▶ [Given task] Filter for the word "next" and keep each matching line.
- - - -
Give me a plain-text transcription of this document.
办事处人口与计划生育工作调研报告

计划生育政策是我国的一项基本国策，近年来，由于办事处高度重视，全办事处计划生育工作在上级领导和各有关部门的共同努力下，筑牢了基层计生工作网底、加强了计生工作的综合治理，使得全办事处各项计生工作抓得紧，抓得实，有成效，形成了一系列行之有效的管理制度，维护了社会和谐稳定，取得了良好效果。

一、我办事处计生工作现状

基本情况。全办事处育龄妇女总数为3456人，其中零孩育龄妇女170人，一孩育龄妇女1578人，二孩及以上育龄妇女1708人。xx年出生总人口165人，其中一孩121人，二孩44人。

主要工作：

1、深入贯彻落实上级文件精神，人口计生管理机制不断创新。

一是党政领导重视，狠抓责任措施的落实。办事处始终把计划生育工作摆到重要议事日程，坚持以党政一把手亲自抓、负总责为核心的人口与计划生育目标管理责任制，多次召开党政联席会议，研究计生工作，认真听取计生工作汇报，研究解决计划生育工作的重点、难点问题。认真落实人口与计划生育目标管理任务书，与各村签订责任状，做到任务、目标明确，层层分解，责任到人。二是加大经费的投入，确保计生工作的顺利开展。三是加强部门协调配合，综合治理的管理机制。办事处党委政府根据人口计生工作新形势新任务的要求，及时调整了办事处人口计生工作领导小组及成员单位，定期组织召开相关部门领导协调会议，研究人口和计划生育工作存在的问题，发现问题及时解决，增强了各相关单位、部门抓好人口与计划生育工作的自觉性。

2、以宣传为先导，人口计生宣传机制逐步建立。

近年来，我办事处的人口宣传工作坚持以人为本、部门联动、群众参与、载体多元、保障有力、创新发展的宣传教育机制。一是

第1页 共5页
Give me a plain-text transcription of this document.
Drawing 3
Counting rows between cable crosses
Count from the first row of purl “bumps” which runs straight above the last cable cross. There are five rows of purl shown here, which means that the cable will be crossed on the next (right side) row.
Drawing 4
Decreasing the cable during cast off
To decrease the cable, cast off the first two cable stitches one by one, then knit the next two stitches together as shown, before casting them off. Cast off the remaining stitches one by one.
- - - -
▶ [Output of the task]
Count from the first row of purl “bumps” which runs straight above the last cable cross. There are five rows of purl shown here, which means that the cable will be crossed on the next (right side) row.
To decrease the cable, cast off the first two cable stitches one by one, then knit the next two stitches together as shown, before casting them off. Cast off the remaining stitches one by one.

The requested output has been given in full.